▸ WHAT IS REQUIRED
Every record should be repeated exactly, except that pictures are left out.

▸ EXTRACTED INFORMATION
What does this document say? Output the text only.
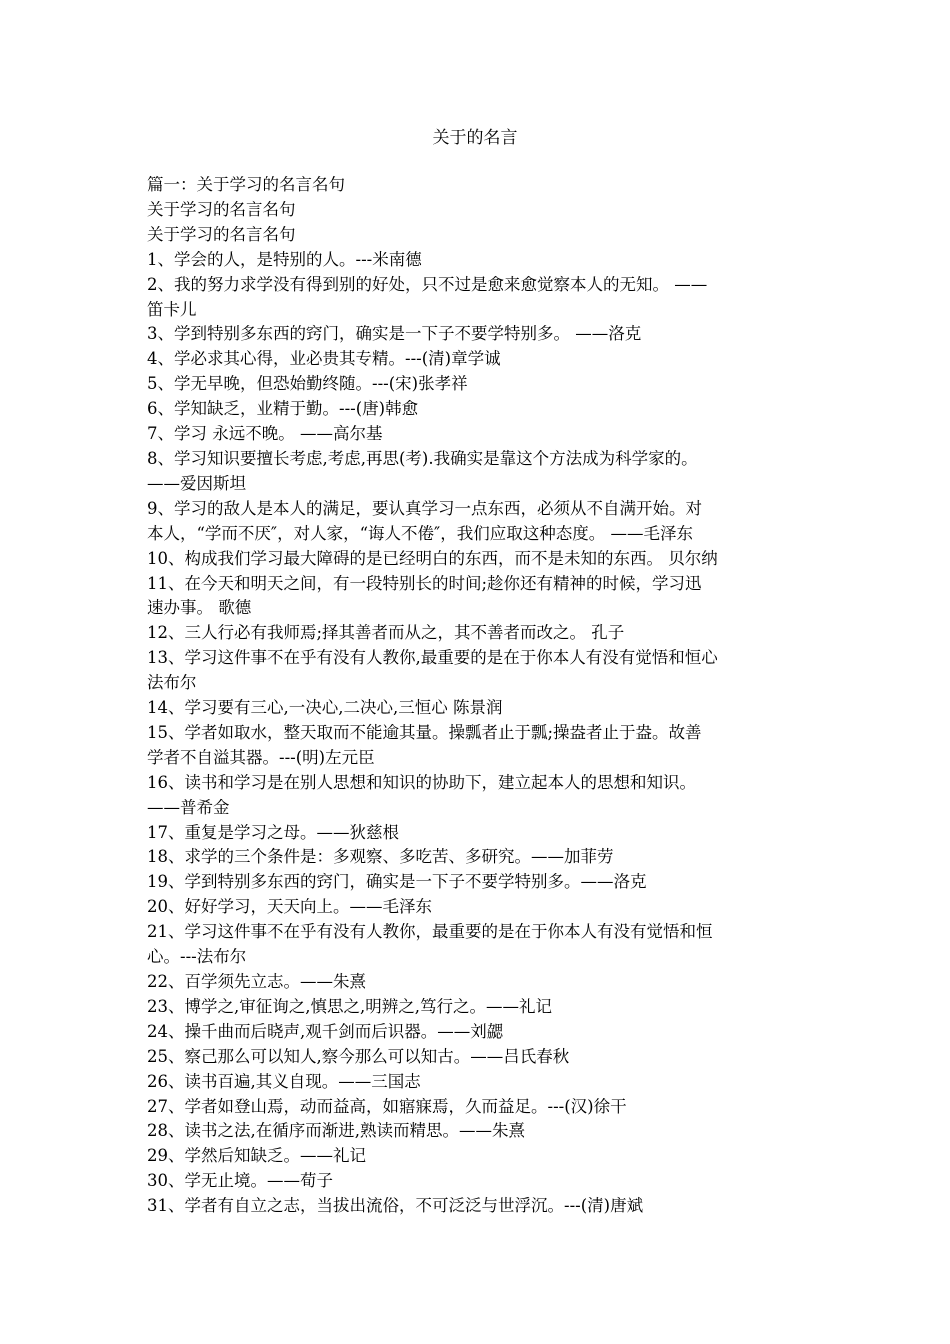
关于的名言
篇一：关于学习的名言名句
关于学习的名言名句
关于学习的名言名句
1、学会的人，是特别的人。---米南德
2、我的努力求学没有得到别的好处，只不过是愈来愈觉察本人的无知。 ——
笛卡儿
3、学到特别多东西的窍门，确实是一下子不要学特别多。 ——洛克
4、学必求其心得，业必贵其专精。---(清)章学诚
5、学无早晚，但恐始勤终随。---(宋)张孝祥
6、学知缺乏，业精于勤。---(唐)韩愈
7、学习 永远不晚。 ——高尔基
8、学习知识要擅长考虑,考虑,再思(考).我确实是靠这个方法成为科学家的。
——爱因斯坦
9、学习的敌人是本人的满足，要认真学习一点东西，必须从不自满开始。对
本人，“学而不厌″，对人家，“诲人不倦″，我们应取这种态度。 ——毛泽东
10、构成我们学习最大障碍的是已经明白的东西，而不是未知的东西。 贝尔纳
11、在今天和明天之间，有一段特别长的时间;趁你还有精神的时候，学习迅
速办事。 歌德
12、三人行必有我师焉;择其善者而从之，其不善者而改之。 孔子
13、学习这件事不在乎有没有人教你,最重要的是在于你本人有没有觉悟和恒心
法布尔
14、学习要有三心,一决心,二决心,三恒心 陈景润
15、学者如取水，整天取而不能逾其量。操瓢者止于瓢;操盎者止于盎。故善
学者不自溢其器。---(明)左元臣
16、读书和学习是在别人思想和知识的协助下，建立起本人的思想和知识。
——普希金
17、重复是学习之母。——狄慈根
18、求学的三个条件是：多观察、多吃苦、多研究。——加菲劳
19、学到特别多东西的窍门，确实是一下子不要学特别多。——洛克
20、好好学习，天天向上。——毛泽东
21、学习这件事不在乎有没有人教你，最重要的是在于你本人有没有觉悟和恒
心。---法布尔
22、百学须先立志。——朱熹
23、博学之,审征询之,慎思之,明辨之,笃行之。——礼记
24、操千曲而后晓声,观千剑而后识器。——刘勰
25、察己那么可以知人,察今那么可以知古。——吕氏春秋
26、读书百遍,其义自现。——三国志
27、学者如登山焉，动而益高，如寤寐焉，久而益足。---(汉)徐干
28、读书之法,在循序而渐进,熟读而精思。——朱熹
29、学然后知缺乏。——礼记
30、学无止境。——荀子
31、学者有自立之志，当拔出流俗，不可泛泛与世浮沉。---(清)唐斌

▸ THE ANSWER
What does this document say? Output the text only.
关于的名言
篇一：关于学习的名言名句
关于学习的名言名句
关于学习的名言名句
1、学会的人，是特别的人。---米南德
2、我的努力求学没有得到别的好处，只不过是愈来愈觉察本人的无知。 ——
笛卡儿
3、学到特别多东西的窍门，确实是一下子不要学特别多。 ——洛克
4、学必求其心得，业必贵其专精。---(清)章学诚
5、学无早晚，但恐始勤终随。---(宋)张孝祥
6、学知缺乏，业精于勤。---(唐)韩愈
7、学习 永远不晚。 ——高尔基
8、学习知识要擅长考虑,考虑,再思(考).我确实是靠这个方法成为科学家的。
——爱因斯坦
9、学习的敌人是本人的满足，要认真学习一点东西，必须从不自满开始。对
本人，“学而不厌″，对人家，“诲人不倦″，我们应取这种态度。 ——毛泽东
10、构成我们学习最大障碍的是已经明白的东西，而不是未知的东西。 贝尔纳
11、在今天和明天之间，有一段特别长的时间;趁你还有精神的时候，学习迅
速办事。 歌德
12、三人行必有我师焉;择其善者而从之，其不善者而改之。 孔子
13、学习这件事不在乎有没有人教你,最重要的是在于你本人有没有觉悟和恒心
法布尔
14、学习要有三心,一决心,二决心,三恒心 陈景润
15、学者如取水，整天取而不能逾其量。操瓢者止于瓢;操盎者止于盎。故善
学者不自溢其器。---(明)左元臣
16、读书和学习是在别人思想和知识的协助下，建立起本人的思想和知识。
——普希金
17、重复是学习之母。——狄慈根
18、求学的三个条件是：多观察、多吃苦、多研究。——加菲劳
19、学到特别多东西的窍门，确实是一下子不要学特别多。——洛克
20、好好学习，天天向上。——毛泽东
21、学习这件事不在乎有没有人教你，最重要的是在于你本人有没有觉悟和恒
心。---法布尔
22、百学须先立志。——朱熹
23、博学之,审征询之,慎思之,明辨之,笃行之。——礼记
24、操千曲而后晓声,观千剑而后识器。——刘勰
25、察己那么可以知人,察今那么可以知古。——吕氏春秋
26、读书百遍,其义自现。——三国志
27、学者如登山焉，动而益高，如寤寐焉，久而益足。---(汉)徐干
28、读书之法,在循序而渐进,熟读而精思。——朱熹
29、学然后知缺乏。——礼记
30、学无止境。——荀子
31、学者有自立之志，当拔出流俗，不可泛泛与世浮沉。---(清)唐斌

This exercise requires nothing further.